#### SET TASK
Copy every line that holds "Address".

+--

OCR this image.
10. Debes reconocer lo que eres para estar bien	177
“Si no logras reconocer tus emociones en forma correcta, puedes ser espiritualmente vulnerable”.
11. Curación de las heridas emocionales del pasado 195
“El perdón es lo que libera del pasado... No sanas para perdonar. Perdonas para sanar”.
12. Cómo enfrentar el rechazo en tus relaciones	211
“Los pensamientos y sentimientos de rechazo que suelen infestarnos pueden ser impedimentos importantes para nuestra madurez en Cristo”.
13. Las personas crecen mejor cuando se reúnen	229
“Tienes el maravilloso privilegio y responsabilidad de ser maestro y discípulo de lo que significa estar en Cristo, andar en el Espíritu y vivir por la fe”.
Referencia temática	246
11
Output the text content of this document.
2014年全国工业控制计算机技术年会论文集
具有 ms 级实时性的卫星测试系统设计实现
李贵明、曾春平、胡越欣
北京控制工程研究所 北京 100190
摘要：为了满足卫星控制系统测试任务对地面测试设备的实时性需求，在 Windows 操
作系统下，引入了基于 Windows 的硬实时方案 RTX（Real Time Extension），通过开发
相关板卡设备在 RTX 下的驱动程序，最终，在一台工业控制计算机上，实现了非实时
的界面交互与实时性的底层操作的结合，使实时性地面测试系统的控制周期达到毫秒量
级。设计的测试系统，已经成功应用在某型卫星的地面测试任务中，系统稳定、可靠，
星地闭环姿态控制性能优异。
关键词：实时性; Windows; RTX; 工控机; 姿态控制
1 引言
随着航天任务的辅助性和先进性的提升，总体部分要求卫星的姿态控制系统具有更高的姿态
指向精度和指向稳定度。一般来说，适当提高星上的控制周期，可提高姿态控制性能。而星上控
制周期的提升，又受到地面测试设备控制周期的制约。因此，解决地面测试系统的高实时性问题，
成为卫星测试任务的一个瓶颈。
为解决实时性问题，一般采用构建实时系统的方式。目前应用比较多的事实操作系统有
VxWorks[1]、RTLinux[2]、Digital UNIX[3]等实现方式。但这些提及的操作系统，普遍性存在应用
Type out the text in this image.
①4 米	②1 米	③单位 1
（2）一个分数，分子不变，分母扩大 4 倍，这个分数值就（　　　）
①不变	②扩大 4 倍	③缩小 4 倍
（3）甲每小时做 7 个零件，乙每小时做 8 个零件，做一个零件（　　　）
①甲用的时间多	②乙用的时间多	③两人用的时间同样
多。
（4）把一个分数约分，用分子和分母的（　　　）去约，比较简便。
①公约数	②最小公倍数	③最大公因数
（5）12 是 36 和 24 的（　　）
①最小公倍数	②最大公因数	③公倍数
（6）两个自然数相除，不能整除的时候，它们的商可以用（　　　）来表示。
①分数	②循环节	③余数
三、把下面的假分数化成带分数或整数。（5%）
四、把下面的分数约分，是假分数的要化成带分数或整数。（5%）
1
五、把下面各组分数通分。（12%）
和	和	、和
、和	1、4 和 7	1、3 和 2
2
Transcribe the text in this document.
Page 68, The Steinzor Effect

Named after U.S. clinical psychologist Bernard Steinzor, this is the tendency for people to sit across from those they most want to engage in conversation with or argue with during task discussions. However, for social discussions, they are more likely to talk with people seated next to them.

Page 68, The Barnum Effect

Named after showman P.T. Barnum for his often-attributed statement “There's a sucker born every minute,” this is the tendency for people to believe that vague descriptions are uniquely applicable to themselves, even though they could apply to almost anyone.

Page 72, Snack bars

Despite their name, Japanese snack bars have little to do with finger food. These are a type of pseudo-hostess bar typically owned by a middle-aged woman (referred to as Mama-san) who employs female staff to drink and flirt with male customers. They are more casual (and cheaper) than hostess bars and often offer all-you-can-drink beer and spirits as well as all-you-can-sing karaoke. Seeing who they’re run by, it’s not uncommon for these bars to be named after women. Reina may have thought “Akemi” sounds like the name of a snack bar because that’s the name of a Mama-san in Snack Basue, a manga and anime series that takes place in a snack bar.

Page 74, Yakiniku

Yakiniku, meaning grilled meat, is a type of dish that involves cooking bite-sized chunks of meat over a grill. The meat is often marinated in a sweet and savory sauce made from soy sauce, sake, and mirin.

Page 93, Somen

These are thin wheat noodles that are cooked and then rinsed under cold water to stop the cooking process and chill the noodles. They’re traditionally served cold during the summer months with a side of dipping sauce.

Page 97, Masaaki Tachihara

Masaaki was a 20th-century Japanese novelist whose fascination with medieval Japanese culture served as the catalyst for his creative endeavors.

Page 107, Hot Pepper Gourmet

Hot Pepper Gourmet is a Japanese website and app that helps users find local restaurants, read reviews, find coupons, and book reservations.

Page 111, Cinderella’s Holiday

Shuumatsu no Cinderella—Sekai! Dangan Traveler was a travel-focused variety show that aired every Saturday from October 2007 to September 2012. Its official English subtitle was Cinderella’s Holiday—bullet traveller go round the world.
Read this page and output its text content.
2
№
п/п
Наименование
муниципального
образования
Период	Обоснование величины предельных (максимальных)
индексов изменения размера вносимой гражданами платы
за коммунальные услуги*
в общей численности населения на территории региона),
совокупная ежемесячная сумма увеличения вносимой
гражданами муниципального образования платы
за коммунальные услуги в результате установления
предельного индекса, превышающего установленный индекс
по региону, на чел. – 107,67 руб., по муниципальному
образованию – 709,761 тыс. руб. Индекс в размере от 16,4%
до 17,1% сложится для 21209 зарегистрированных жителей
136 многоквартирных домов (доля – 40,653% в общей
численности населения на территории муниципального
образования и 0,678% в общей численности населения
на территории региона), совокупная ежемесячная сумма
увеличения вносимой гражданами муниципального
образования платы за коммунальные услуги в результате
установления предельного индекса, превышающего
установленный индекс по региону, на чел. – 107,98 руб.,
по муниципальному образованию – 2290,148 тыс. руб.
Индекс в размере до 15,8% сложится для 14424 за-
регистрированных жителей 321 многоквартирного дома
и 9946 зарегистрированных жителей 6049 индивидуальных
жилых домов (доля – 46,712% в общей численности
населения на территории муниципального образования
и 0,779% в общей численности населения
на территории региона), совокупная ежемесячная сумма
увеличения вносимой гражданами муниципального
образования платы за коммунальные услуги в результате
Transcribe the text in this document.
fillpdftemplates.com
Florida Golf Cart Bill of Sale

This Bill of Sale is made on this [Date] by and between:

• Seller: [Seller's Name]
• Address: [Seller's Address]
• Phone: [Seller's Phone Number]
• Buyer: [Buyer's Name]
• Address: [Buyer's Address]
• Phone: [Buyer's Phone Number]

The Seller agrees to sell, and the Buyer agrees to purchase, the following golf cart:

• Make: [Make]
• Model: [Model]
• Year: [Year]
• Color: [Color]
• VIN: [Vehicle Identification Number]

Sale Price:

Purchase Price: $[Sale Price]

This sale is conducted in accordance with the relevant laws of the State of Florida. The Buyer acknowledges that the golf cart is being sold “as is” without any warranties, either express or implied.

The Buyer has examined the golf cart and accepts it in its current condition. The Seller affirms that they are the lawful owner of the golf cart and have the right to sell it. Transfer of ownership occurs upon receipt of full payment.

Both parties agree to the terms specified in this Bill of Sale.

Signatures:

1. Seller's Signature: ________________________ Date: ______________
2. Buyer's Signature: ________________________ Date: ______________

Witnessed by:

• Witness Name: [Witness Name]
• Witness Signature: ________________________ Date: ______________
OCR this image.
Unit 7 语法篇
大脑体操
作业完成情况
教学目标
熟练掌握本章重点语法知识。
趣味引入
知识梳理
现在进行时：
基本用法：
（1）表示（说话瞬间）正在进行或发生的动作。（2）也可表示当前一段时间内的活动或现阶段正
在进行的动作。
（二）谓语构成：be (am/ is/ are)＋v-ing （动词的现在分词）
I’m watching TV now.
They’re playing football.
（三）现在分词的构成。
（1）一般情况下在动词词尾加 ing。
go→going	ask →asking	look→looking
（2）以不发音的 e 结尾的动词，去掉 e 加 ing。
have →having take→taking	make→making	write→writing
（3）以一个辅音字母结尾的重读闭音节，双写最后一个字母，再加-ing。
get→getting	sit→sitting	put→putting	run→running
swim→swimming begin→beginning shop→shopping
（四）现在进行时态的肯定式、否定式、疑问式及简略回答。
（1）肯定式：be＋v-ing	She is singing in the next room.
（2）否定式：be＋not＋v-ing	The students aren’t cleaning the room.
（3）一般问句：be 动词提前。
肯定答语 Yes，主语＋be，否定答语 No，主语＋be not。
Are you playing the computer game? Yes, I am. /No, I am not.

+--

#### WRITTEN SOLUTION
• Address: [Seller's Address]
• Address: [Buyer's Address]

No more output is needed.